Repeat each entry as written, dropping any picture you find.
※
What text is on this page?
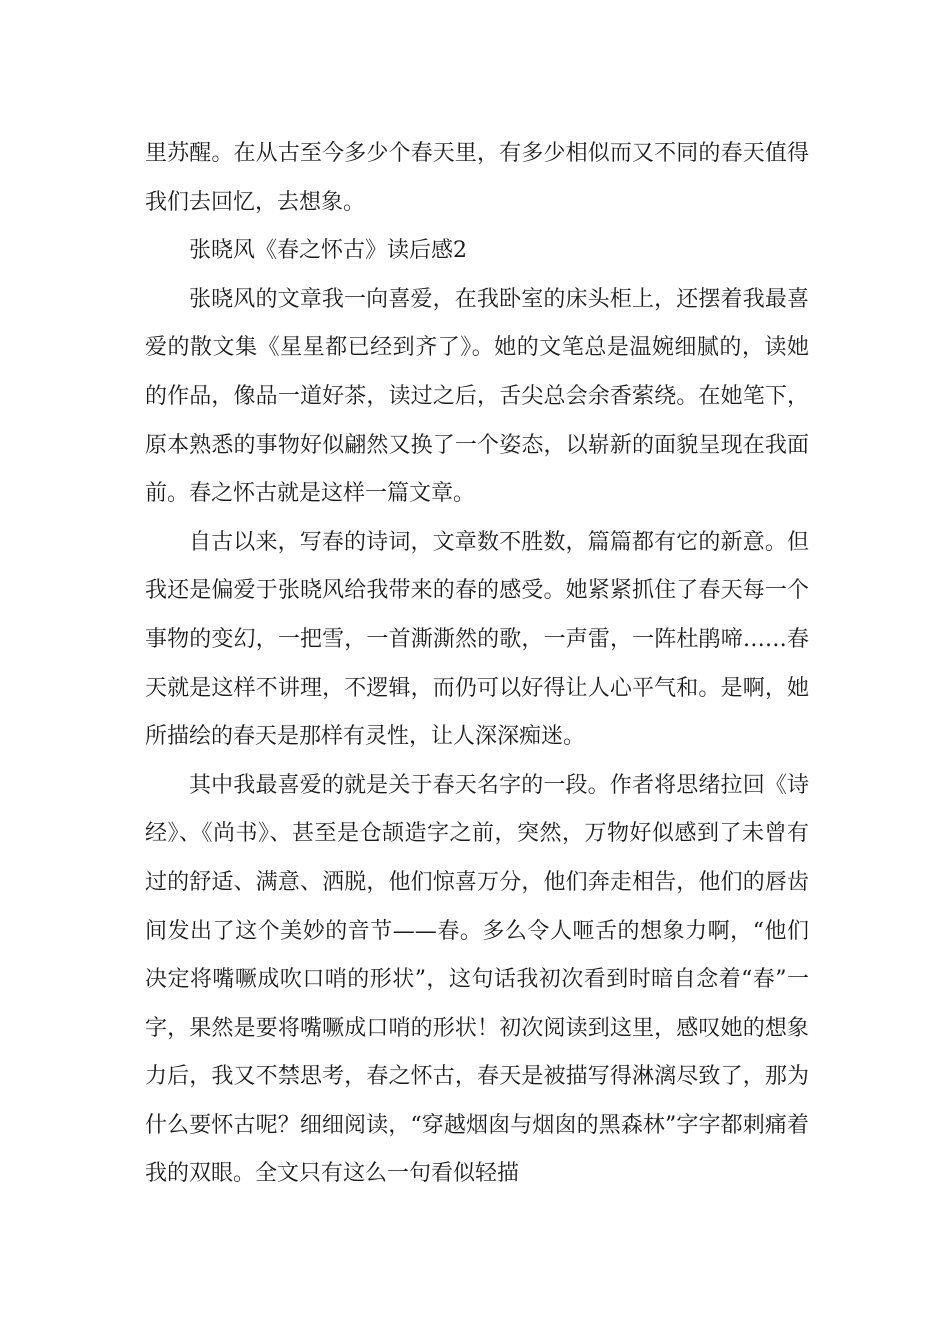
里苏醒。在从古至今多少个春天里，有多少相似而又不同的春天值得我们去回忆，去想象。

张晓风《春之怀古》读后感2

张晓风的文章我一向喜爱，在我卧室的床头柜上，还摆着我最喜爱的散文集《星星都已经到齐了》。她的文笔总是温婉细腻的，读她的作品，像品一道好茶，读过之后，舌尖总会余香萦绕。在她笔下，原本熟悉的事物好似翩然又换了一个姿态，以崭新的面貌呈现在我面前。春之怀古就是这样一篇文章。

自古以来，写春的诗词，文章数不胜数，篇篇都有它的新意。但我还是偏爱于张晓风给我带来的春的感受。她紧紧抓住了春天每一个事物的变幻，一把雪，一首澌澌然的歌，一声雷，一阵杜鹃啼……春天就是这样不讲理，不逻辑，而仍可以好得让人心平气和。是啊，她所描绘的春天是那样有灵性，让人深深痴迷。

其中我最喜爱的就是关于春天名字的一段。作者将思绪拉回《诗经》、《尚书》、甚至是仓颉造字之前，突然，万物好似感到了未曾有过的舒适、满意、洒脱，他们惊喜万分，他们奔走相告，他们的唇齿间发出了这个美妙的音节——春。多么令人咂舌的想象力啊，“他们决定将嘴噘成吹口哨的形状”，这句话我初次看到时暗自念着“春”一字，果然是要将嘴噘成口哨的形状！初次阅读到这里，感叹她的想象力后，我又不禁思考，春之怀古，春天是被描写得淋漓尽致了，那为什么要怀古呢？细细阅读，“穿越烟囱与烟囱的黑森林”字字都刺痛着我的双眼。全文只有这么一句看似轻描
※
▸ **SOLUTION FOR THIS EXERCISE**:
What text is on this page?
里苏醒。在从古至今多少个春天里，有多少相似而又不同的春天值得我们去回忆，去想象。

张晓风《春之怀古》读后感2

张晓风的文章我一向喜爱，在我卧室的床头柜上，还摆着我最喜爱的散文集《星星都已经到齐了》。她的文笔总是温婉细腻的，读她的作品，像品一道好茶，读过之后，舌尖总会余香萦绕。在她笔下，原本熟悉的事物好似翩然又换了一个姿态，以崭新的面貌呈现在我面前。春之怀古就是这样一篇文章。

自古以来，写春的诗词，文章数不胜数，篇篇都有它的新意。但我还是偏爱于张晓风给我带来的春的感受。她紧紧抓住了春天每一个事物的变幻，一把雪，一首澌澌然的歌，一声雷，一阵杜鹃啼……春天就是这样不讲理，不逻辑，而仍可以好得让人心平气和。是啊，她所描绘的春天是那样有灵性，让人深深痴迷。

其中我最喜爱的就是关于春天名字的一段。作者将思绪拉回《诗经》、《尚书》、甚至是仓颉造字之前，突然，万物好似感到了未曾有过的舒适、满意、洒脱，他们惊喜万分，他们奔走相告，他们的唇齿间发出了这个美妙的音节——春。多么令人咂舌的想象力啊，“他们决定将嘴噘成吹口哨的形状”，这句话我初次看到时暗自念着“春”一字，果然是要将嘴噘成口哨的形状！初次阅读到这里，感叹她的想象力后，我又不禁思考，春之怀古，春天是被描写得淋漓尽致了，那为什么要怀古呢？细细阅读，“穿越烟囱与烟囱的黑森林”字字都刺痛着我的双眼。全文只有这么一句看似轻描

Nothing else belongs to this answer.